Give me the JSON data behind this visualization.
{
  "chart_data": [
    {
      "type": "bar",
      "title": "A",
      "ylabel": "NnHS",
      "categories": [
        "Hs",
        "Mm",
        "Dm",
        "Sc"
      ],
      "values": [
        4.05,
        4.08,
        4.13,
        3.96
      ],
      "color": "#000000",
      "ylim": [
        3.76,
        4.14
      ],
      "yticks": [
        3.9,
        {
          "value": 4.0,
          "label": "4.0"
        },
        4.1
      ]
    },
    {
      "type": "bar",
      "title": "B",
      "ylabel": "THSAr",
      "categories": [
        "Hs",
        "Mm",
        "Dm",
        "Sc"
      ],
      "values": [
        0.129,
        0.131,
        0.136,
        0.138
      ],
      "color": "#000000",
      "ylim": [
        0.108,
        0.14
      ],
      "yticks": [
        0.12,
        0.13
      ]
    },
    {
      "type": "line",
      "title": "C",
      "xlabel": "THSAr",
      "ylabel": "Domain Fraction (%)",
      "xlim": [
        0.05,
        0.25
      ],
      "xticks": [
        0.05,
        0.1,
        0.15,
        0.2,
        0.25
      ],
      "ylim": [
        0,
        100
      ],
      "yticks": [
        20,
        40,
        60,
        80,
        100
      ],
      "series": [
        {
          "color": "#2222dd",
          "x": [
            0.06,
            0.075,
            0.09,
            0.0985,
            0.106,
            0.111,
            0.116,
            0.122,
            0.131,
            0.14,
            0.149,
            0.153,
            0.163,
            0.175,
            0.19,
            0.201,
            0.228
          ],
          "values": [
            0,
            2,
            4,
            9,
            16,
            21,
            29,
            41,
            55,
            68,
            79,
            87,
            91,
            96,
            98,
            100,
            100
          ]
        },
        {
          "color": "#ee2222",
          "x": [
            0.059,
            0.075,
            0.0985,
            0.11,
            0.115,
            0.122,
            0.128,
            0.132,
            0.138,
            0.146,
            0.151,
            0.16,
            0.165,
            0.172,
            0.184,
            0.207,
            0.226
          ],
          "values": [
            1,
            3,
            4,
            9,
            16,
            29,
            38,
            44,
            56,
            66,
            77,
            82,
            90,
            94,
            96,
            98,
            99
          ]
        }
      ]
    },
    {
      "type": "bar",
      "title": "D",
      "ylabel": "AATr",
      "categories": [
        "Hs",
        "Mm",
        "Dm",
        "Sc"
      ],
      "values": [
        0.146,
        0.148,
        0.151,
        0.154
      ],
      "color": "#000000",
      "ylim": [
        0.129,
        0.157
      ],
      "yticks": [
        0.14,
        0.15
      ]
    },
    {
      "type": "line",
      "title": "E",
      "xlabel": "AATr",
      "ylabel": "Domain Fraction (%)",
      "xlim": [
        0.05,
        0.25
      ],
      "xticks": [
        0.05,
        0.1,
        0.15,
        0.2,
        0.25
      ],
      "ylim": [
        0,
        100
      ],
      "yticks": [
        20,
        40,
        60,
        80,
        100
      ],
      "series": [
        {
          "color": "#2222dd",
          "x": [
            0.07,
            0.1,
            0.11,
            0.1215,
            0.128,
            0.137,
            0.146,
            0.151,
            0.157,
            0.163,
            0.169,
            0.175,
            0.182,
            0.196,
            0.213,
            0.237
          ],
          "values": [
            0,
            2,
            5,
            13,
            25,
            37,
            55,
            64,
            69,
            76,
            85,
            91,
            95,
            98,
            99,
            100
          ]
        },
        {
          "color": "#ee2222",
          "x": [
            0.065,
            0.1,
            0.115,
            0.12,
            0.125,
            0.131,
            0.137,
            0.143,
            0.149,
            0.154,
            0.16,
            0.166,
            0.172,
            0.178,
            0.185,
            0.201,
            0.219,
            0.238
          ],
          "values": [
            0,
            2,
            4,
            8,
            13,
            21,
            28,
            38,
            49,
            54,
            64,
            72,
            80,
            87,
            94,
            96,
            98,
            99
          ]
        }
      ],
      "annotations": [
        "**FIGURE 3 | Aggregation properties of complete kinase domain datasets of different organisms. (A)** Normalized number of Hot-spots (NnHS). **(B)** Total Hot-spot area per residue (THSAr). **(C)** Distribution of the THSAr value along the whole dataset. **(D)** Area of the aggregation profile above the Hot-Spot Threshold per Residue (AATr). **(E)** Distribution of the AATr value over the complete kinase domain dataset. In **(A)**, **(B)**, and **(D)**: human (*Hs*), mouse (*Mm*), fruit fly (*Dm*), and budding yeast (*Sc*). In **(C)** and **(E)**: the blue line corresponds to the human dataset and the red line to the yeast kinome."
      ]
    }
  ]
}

== == ==

Extract all of the data exactly as written.

Worked solution:
Give me the JSON data behind this visualization.
{
  "chart_data": [
    {
      "type": "bar",
      "title": "A",
      "ylabel": "NnHS",
      "categories": [
        "Hs",
        "Mm",
        "Dm",
        "Sc"
      ],
      "values": [
        4.05,
        4.08,
        4.13,
        3.96
      ],
      "color": "#000000",
      "ylim": [
        3.76,
        4.14
      ],
      "yticks": [
        3.9,
        {
          "value": 4.0,
          "label": "4.0"
        },
        4.1
      ]
    },
    {
      "type": "bar",
      "title": "B",
      "ylabel": "THSAr",
      "categories": [
        "Hs",
        "Mm",
        "Dm",
        "Sc"
      ],
      "values": [
        0.129,
        0.131,
        0.136,
        0.138
      ],
      "color": "#000000",
      "ylim": [
        0.108,
        0.14
      ],
      "yticks": [
        0.12,
        0.13
      ]
    },
    {
      "type": "line",
      "title": "C",
      "xlabel": "THSAr",
      "ylabel": "Domain Fraction (%)",
      "xlim": [
        0.05,
        0.25
      ],
      "xticks": [
        0.05,
        0.1,
        0.15,
        0.2,
        0.25
      ],
      "ylim": [
        0,
        100
      ],
      "yticks": [
        20,
        40,
        60,
        80,
        100
      ],
      "series": [
        {
          "color": "#2222dd",
          "x": [
            0.06,
            0.075,
            0.09,
            0.0985,
            0.106,
            0.111,
            0.116,
            0.122,
            0.131,
            0.14,
            0.149,
            0.153,
            0.163,
            0.175,
            0.19,
            0.201,
            0.228
          ],
          "values": [
            0,
            2,
            4,
            9,
            16,
            21,
            29,
            41,
            55,
            68,
            79,
            87,
            91,
            96,
            98,
            100,
            100
          ]
        },
        {
          "color": "#ee2222",
          "x": [
            0.059,
            0.075,
            0.0985,
            0.11,
            0.115,
            0.122,
            0.128,
            0.132,
            0.138,
            0.146,
            0.151,
            0.16,
            0.165,
            0.172,
            0.184,
            0.207,
            0.226
          ],
          "values": [
            1,
            3,
            4,
            9,
            16,
            29,
            38,
            44,
            56,
            66,
            77,
            82,
            90,
            94,
            96,
            98,
            99
          ]
        }
      ]
    },
    {
      "type": "bar",
      "title": "D",
      "ylabel": "AATr",
      "categories": [
        "Hs",
        "Mm",
        "Dm",
        "Sc"
      ],
      "values": [
        0.146,
        0.148,
        0.151,
        0.154
      ],
      "color": "#000000",
      "ylim": [
        0.129,
        0.157
      ],
      "yticks": [
        0.14,
        0.15
      ]
    },
    {
      "type": "line",
      "title": "E",
      "xlabel": "AATr",
      "ylabel": "Domain Fraction (%)",
      "xlim": [
        0.05,
        0.25
      ],
      "xticks": [
        0.05,
        0.1,
        0.15,
        0.2,
        0.25
      ],
      "ylim": [
        0,
        100
      ],
      "yticks": [
        20,
        40,
        60,
        80,
        100
      ],
      "series": [
        {
          "color": "#2222dd",
          "x": [
            0.07,
            0.1,
            0.11,
            0.1215,
            0.128,
            0.137,
            0.146,
            0.151,
            0.157,
            0.163,
            0.169,
            0.175,
            0.182,
            0.196,
            0.213,
            0.237
          ],
          "values": [
            0,
            2,
            5,
            13,
            25,
            37,
            55,
            64,
            69,
            76,
            85,
            91,
            95,
            98,
            99,
            100
          ]
        },
        {
          "color": "#ee2222",
          "x": [
            0.065,
            0.1,
            0.115,
            0.12,
            0.125,
            0.131,
            0.137,
            0.143,
            0.149,
            0.154,
            0.16,
            0.166,
            0.172,
            0.178,
            0.185,
            0.201,
            0.219,
            0.238
          ],
          "values": [
            0,
            2,
            4,
            8,
            13,
            21,
            28,
            38,
            49,
            54,
            64,
            72,
            80,
            87,
            94,
            96,
            98,
            99
          ]
        }
      ],
      "annotations": [
        "**FIGURE 3 | Aggregation properties of complete kinase domain datasets of different organisms. (A)** Normalized number of Hot-spots (NnHS). **(B)** Total Hot-spot area per residue (THSAr). **(C)** Distribution of the THSAr value along the whole dataset. **(D)** Area of the aggregation profile above the Hot-Spot Threshold per Residue (AATr). **(E)** Distribution of the AATr value over the complete kinase domain dataset. In **(A)**, **(B)**, and **(D)**: human (*Hs*), mouse (*Mm*), fruit fly (*Dm*), and budding yeast (*Sc*). In **(C)** and **(E)**: the blue line corresponds to the human dataset and the red line to the yeast kinome."
      ]
    }
  ]
}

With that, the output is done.